TASK:
Among the entries below, find the lines with "Extract" and copy them.

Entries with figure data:
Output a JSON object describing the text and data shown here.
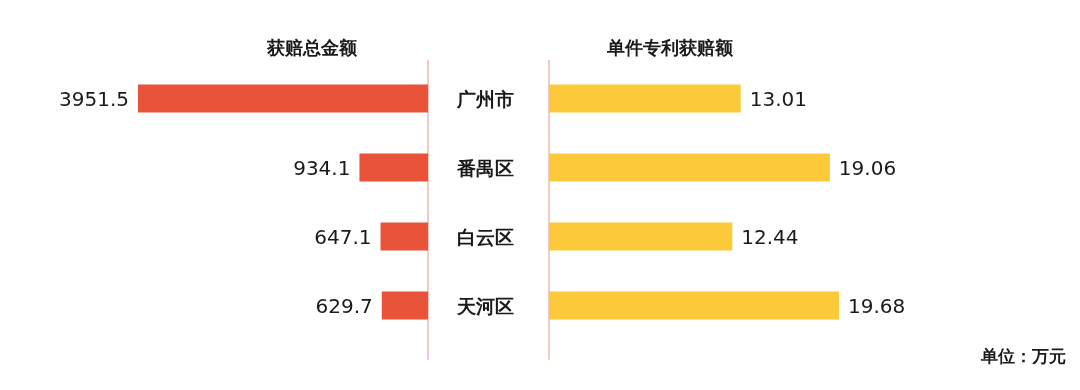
{
  "chart_data": [
    {
      "type": "bar",
      "orientation": "horizontal",
      "title": "获赔总金额",
      "categories": [
        "广州市",
        "番禺区",
        "白云区",
        "天河区"
      ],
      "values": [
        3951.5,
        934.1,
        647.1,
        629.7
      ],
      "color": "#e8533a",
      "data_labels": true,
      "tick_labels": "y"
    },
    {
      "type": "bar",
      "orientation": "horizontal",
      "title": "单件专利获赔额",
      "categories": [
        null,
        null,
        null,
        null
      ],
      "values": [
        13.01,
        19.06,
        12.44,
        19.68
      ],
      "color": "#fcc93a",
      "data_labels": true,
      "tick_labels": false,
      "annotations": [
        "单位：万元"
      ]
    }
  ]
}
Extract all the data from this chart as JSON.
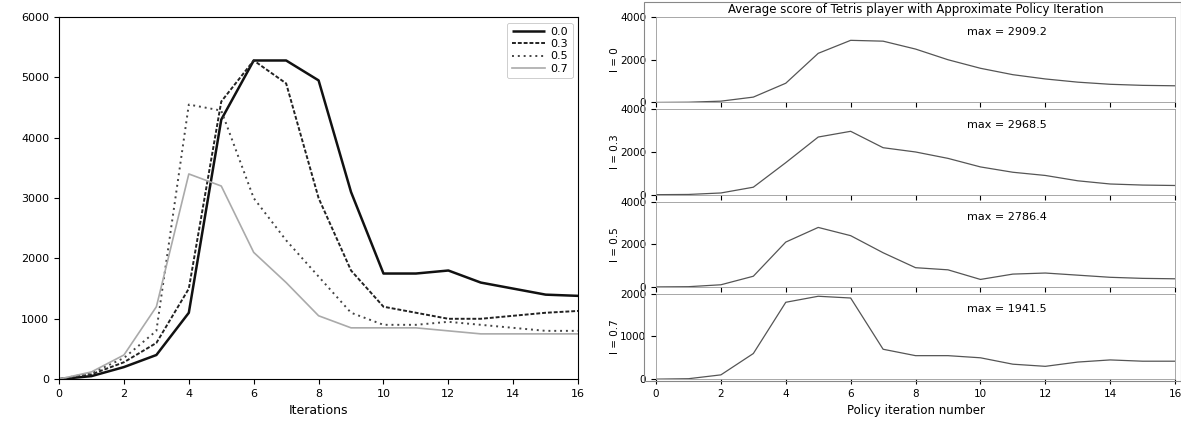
{
  "left_chart": {
    "xlabel": "Iterations",
    "xlim": [
      0,
      16
    ],
    "ylim": [
      0,
      6000
    ],
    "xticks": [
      0,
      2,
      4,
      6,
      8,
      10,
      12,
      14,
      16
    ],
    "yticks": [
      0,
      1000,
      2000,
      3000,
      4000,
      5000,
      6000
    ],
    "legend_labels": [
      "0.0",
      "0.3",
      "0.5",
      "0.7"
    ],
    "series": {
      "0.0": {
        "x": [
          0,
          1,
          2,
          3,
          4,
          5,
          6,
          7,
          8,
          9,
          10,
          11,
          12,
          13,
          14,
          15,
          16
        ],
        "y": [
          0,
          50,
          200,
          400,
          1100,
          4300,
          5280,
          5280,
          4950,
          3100,
          1750,
          1750,
          1800,
          1600,
          1500,
          1400,
          1380
        ]
      },
      "0.3": {
        "x": [
          0,
          1,
          2,
          3,
          4,
          5,
          6,
          7,
          8,
          9,
          10,
          11,
          12,
          13,
          14,
          15,
          16
        ],
        "y": [
          0,
          80,
          280,
          600,
          1500,
          4600,
          5280,
          4900,
          3000,
          1800,
          1200,
          1100,
          1000,
          1000,
          1050,
          1100,
          1130
        ]
      },
      "0.5": {
        "x": [
          0,
          1,
          2,
          3,
          4,
          5,
          6,
          7,
          8,
          9,
          10,
          11,
          12,
          13,
          14,
          15,
          16
        ],
        "y": [
          0,
          100,
          350,
          800,
          4550,
          4450,
          3000,
          2300,
          1700,
          1100,
          900,
          900,
          950,
          900,
          850,
          800,
          800
        ]
      },
      "0.7": {
        "x": [
          0,
          1,
          2,
          3,
          4,
          5,
          6,
          7,
          8,
          9,
          10,
          11,
          12,
          13,
          14,
          15,
          16
        ],
        "y": [
          0,
          120,
          400,
          1200,
          3400,
          3200,
          2100,
          1600,
          1050,
          850,
          850,
          850,
          800,
          750,
          750,
          750,
          750
        ]
      }
    }
  },
  "right_chart": {
    "title": "Average score of Tetris player with Approximate Policy Iteration",
    "xlabel": "Policy iteration number",
    "xlim": [
      0,
      16
    ],
    "xticks": [
      0,
      2,
      4,
      6,
      8,
      10,
      12,
      14,
      16
    ],
    "subplots": [
      {
        "label": "l = 0",
        "ylim": [
          0,
          4000
        ],
        "yticks": [
          0,
          2000,
          4000
        ],
        "max_text": "max = 2909.2",
        "x": [
          0,
          1,
          2,
          3,
          4,
          5,
          6,
          7,
          8,
          9,
          10,
          11,
          12,
          13,
          14,
          15,
          16
        ],
        "y": [
          0,
          10,
          60,
          250,
          900,
          2300,
          2909,
          2870,
          2500,
          2000,
          1600,
          1300,
          1100,
          950,
          850,
          800,
          780
        ]
      },
      {
        "label": "l = 0.3",
        "ylim": [
          0,
          4000
        ],
        "yticks": [
          0,
          2000,
          4000
        ],
        "max_text": "max = 2968.5",
        "x": [
          0,
          1,
          2,
          3,
          4,
          5,
          6,
          7,
          8,
          9,
          10,
          11,
          12,
          13,
          14,
          15,
          16
        ],
        "y": [
          0,
          10,
          80,
          350,
          1500,
          2700,
          2968,
          2200,
          2000,
          1700,
          1300,
          1050,
          900,
          650,
          500,
          450,
          430
        ]
      },
      {
        "label": "l = 0.5",
        "ylim": [
          0,
          4000
        ],
        "yticks": [
          0,
          2000,
          4000
        ],
        "max_text": "max = 2786.4",
        "x": [
          0,
          1,
          2,
          3,
          4,
          5,
          6,
          7,
          8,
          9,
          10,
          11,
          12,
          13,
          14,
          15,
          16
        ],
        "y": [
          0,
          10,
          100,
          500,
          2100,
          2786,
          2400,
          1600,
          900,
          800,
          350,
          600,
          650,
          550,
          450,
          400,
          380
        ]
      },
      {
        "label": "l = 0.7",
        "ylim": [
          0,
          2000
        ],
        "yticks": [
          0,
          1000,
          2000
        ],
        "max_text": "max = 1941.5",
        "x": [
          0,
          1,
          2,
          3,
          4,
          5,
          6,
          7,
          8,
          9,
          10,
          11,
          12,
          13,
          14,
          15,
          16
        ],
        "y": [
          0,
          10,
          100,
          600,
          1800,
          1941,
          1900,
          700,
          550,
          550,
          500,
          350,
          300,
          400,
          450,
          420,
          420
        ]
      }
    ]
  },
  "bg_color": "#ffffff"
}
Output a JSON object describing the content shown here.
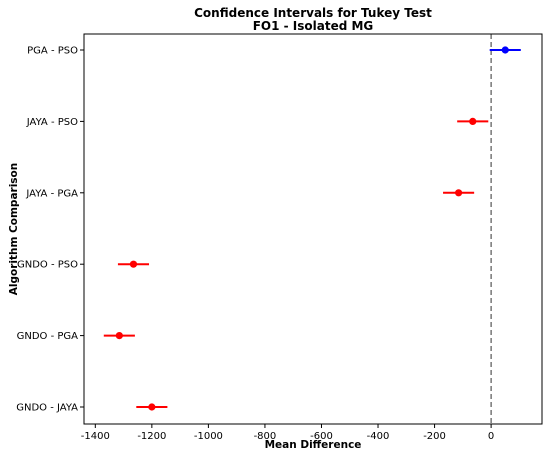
{
  "chart_data": {
    "type": "scatter",
    "title": "Confidence Intervals for Tukey Test",
    "subtitle": "FO1 - Isolated MG",
    "xlabel": "Mean Difference",
    "ylabel": "Algorithm Comparison",
    "xlim": [
      -1440,
      180
    ],
    "x_ticks": [
      -1400,
      -1200,
      -1000,
      -800,
      -600,
      -400,
      -200,
      0
    ],
    "x_tick_labels": [
      "-1400",
      "-1200",
      "-1000",
      "-800",
      "-600",
      "-400",
      "-200",
      "0"
    ],
    "reference_line": {
      "x": 0,
      "style": "dashed",
      "color": "#555555"
    },
    "grid": false,
    "comparisons": [
      {
        "label": "PGA - PSO",
        "mean": 50,
        "lower": -5,
        "upper": 105,
        "color": "#0000ff"
      },
      {
        "label": "JAYA - PSO",
        "mean": -65,
        "lower": -120,
        "upper": -10,
        "color": "#ff0000"
      },
      {
        "label": "JAYA - PGA",
        "mean": -115,
        "lower": -170,
        "upper": -60,
        "color": "#ff0000"
      },
      {
        "label": "GNDO - PSO",
        "mean": -1265,
        "lower": -1320,
        "upper": -1210,
        "color": "#ff0000"
      },
      {
        "label": "GNDO - PGA",
        "mean": -1315,
        "lower": -1370,
        "upper": -1260,
        "color": "#ff0000"
      },
      {
        "label": "GNDO - JAYA",
        "mean": -1200,
        "lower": -1255,
        "upper": -1145,
        "color": "#ff0000"
      }
    ]
  }
}
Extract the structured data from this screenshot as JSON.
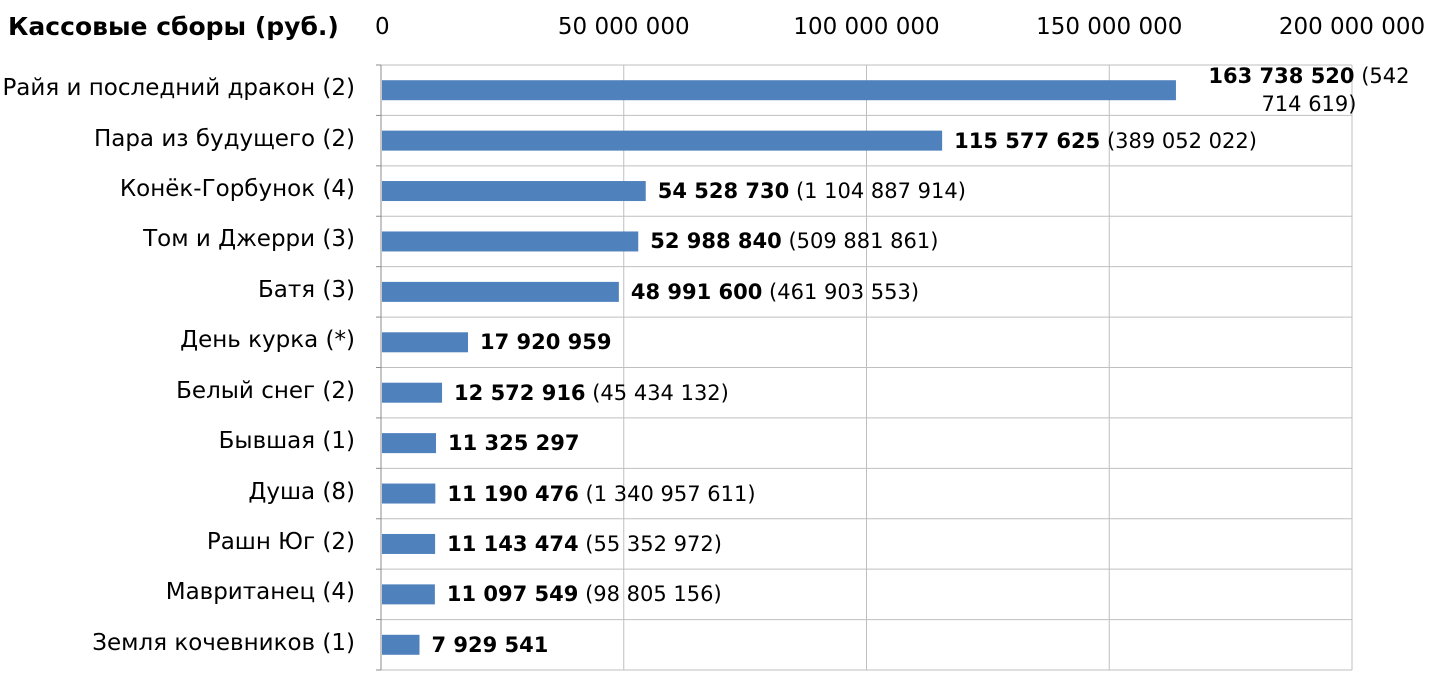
{
  "chart_data": {
    "type": "bar",
    "orientation": "horizontal",
    "title": "Кассовые сборы (руб.)",
    "xlim": [
      0,
      200000000
    ],
    "xticks": [
      0,
      50000000,
      100000000,
      150000000,
      200000000
    ],
    "xtick_labels": [
      "0",
      "50 000 000",
      "100 000 000",
      "150 000 000",
      "200 000 000"
    ],
    "categories": [
      "Райя и последний дракон (2)",
      "Пара из будущего (2)",
      "Конёк-Горбунок (4)",
      "Том и Джерри (3)",
      "Батя (3)",
      "День курка (*)",
      "Белый снег (2)",
      "Бывшая (1)",
      "Душа (8)",
      "Рашн Юг (2)",
      "Мавританец (4)",
      "Земля кочевников (1)"
    ],
    "values": [
      163738520,
      115577625,
      54528730,
      52988840,
      48991600,
      17920959,
      12572916,
      11325297,
      11190476,
      11143474,
      11097549,
      7929541
    ],
    "value_labels": [
      "163 738 520",
      "115 577 625",
      "54 528 730",
      "52 988 840",
      "48 991 600",
      "17 920 959",
      "12 572 916",
      "11 325 297",
      "11 190 476",
      "11 143 474",
      "11 097 549",
      "7 929 541"
    ],
    "total_labels": [
      "(542 714 619)",
      "(389 052 022)",
      "(1 104 887 914)",
      "(509 881 861)",
      "(461 903 553)",
      "",
      "(45 434 132)",
      "",
      "(1 340 957 611)",
      "(55 352 972)",
      "(98 805 156)",
      ""
    ],
    "grid": true,
    "bar_color": "#4f81bd"
  }
}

ANSWER FOR THE TASK:
Extract all the data from this chart as JSON.
Extract the structured data from this screenshot as JSON.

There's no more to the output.